Provided information =>
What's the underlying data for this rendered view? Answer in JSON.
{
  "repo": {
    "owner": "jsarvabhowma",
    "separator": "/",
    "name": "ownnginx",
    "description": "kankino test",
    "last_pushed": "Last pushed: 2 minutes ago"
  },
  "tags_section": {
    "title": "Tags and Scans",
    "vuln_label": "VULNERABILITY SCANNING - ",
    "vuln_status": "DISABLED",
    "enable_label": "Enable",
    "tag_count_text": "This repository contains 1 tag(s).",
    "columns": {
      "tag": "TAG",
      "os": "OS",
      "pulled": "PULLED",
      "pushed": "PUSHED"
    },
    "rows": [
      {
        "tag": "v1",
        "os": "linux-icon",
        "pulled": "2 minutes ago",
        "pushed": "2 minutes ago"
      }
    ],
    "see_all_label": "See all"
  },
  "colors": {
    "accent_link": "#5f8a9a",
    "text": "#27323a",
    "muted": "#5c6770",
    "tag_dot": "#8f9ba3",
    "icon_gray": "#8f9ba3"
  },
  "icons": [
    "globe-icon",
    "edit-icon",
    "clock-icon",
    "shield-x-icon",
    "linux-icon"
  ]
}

Your task =>
Your task is to reproduce the whole listing exactly.

Solution below =>
What's the underlying data for this rendered view? Answer in JSON.
{
  "repo": {
    "owner": "jsarvabhowma",
    "separator": "/",
    "name": "ownnginx",
    "description": "kankino test",
    "last_pushed": "Last pushed: 2 minutes ago"
  },
  "tags_section": {
    "title": "Tags and Scans",
    "vuln_label": "VULNERABILITY SCANNING - ",
    "vuln_status": "DISABLED",
    "enable_label": "Enable",
    "tag_count_text": "This repository contains 1 tag(s).",
    "columns": {
      "tag": "TAG",
      "os": "OS",
      "pulled": "PULLED",
      "pushed": "PUSHED"
    },
    "rows": [
      {
        "tag": "v1",
        "os": "linux-icon",
        "pulled": "2 minutes ago",
        "pushed": "2 minutes ago"
      }
    ],
    "see_all_label": "See all"
  },
  "colors": {
    "accent_link": "#5f8a9a",
    "text": "#27323a",
    "muted": "#5c6770",
    "tag_dot": "#8f9ba3",
    "icon_gray": "#8f9ba3"
  },
  "icons": [
    "globe-icon",
    "edit-icon",
    "clock-icon",
    "shield-x-icon",
    "linux-icon"
  ]
}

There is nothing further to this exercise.